━━━━━ INPUT ROWS ━━━━━

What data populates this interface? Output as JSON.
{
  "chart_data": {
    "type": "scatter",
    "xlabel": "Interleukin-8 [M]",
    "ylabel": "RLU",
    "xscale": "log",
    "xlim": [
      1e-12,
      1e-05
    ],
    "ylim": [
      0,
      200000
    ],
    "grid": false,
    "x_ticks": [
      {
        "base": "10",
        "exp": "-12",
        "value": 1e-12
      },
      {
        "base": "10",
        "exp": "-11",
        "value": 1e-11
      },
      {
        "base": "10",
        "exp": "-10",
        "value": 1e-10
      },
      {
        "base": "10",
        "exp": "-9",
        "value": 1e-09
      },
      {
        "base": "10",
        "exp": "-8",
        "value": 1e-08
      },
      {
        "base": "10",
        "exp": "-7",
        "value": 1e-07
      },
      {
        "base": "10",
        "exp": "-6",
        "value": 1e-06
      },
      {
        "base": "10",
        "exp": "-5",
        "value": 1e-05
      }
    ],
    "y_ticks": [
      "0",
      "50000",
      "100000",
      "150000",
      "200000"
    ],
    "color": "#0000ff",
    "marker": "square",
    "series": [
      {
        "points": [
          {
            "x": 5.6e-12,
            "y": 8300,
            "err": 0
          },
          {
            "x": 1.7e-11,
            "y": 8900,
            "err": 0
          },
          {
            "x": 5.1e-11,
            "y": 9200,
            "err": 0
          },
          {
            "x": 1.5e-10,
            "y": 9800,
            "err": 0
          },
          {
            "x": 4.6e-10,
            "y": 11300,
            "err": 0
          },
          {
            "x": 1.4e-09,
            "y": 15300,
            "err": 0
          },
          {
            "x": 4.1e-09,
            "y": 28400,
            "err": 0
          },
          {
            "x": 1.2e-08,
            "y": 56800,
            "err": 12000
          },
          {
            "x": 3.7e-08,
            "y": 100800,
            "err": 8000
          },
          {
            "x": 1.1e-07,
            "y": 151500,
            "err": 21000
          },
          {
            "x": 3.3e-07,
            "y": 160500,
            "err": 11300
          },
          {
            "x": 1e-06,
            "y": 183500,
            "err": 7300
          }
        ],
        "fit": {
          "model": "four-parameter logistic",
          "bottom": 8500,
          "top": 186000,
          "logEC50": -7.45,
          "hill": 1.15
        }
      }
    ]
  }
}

━━━━━

PROMPT. The entries above must be returned in full, exactly as shown.

TASK ANSWER.
What data populates this interface? Output as JSON.
{
  "chart_data": {
    "type": "scatter",
    "xlabel": "Interleukin-8 [M]",
    "ylabel": "RLU",
    "xscale": "log",
    "xlim": [
      1e-12,
      1e-05
    ],
    "ylim": [
      0,
      200000
    ],
    "grid": false,
    "x_ticks": [
      {
        "base": "10",
        "exp": "-12",
        "value": 1e-12
      },
      {
        "base": "10",
        "exp": "-11",
        "value": 1e-11
      },
      {
        "base": "10",
        "exp": "-10",
        "value": 1e-10
      },
      {
        "base": "10",
        "exp": "-9",
        "value": 1e-09
      },
      {
        "base": "10",
        "exp": "-8",
        "value": 1e-08
      },
      {
        "base": "10",
        "exp": "-7",
        "value": 1e-07
      },
      {
        "base": "10",
        "exp": "-6",
        "value": 1e-06
      },
      {
        "base": "10",
        "exp": "-5",
        "value": 1e-05
      }
    ],
    "y_ticks": [
      "0",
      "50000",
      "100000",
      "150000",
      "200000"
    ],
    "color": "#0000ff",
    "marker": "square",
    "series": [
      {
        "points": [
          {
            "x": 5.6e-12,
            "y": 8300,
            "err": 0
          },
          {
            "x": 1.7e-11,
            "y": 8900,
            "err": 0
          },
          {
            "x": 5.1e-11,
            "y": 9200,
            "err": 0
          },
          {
            "x": 1.5e-10,
            "y": 9800,
            "err": 0
          },
          {
            "x": 4.6e-10,
            "y": 11300,
            "err": 0
          },
          {
            "x": 1.4e-09,
            "y": 15300,
            "err": 0
          },
          {
            "x": 4.1e-09,
            "y": 28400,
            "err": 0
          },
          {
            "x": 1.2e-08,
            "y": 56800,
            "err": 12000
          },
          {
            "x": 3.7e-08,
            "y": 100800,
            "err": 8000
          },
          {
            "x": 1.1e-07,
            "y": 151500,
            "err": 21000
          },
          {
            "x": 3.3e-07,
            "y": 160500,
            "err": 11300
          },
          {
            "x": 1e-06,
            "y": 183500,
            "err": 7300
          }
        ],
        "fit": {
          "model": "four-parameter logistic",
          "bottom": 8500,
          "top": 186000,
          "logEC50": -7.45,
          "hill": 1.15
        }
      }
    ]
  }
}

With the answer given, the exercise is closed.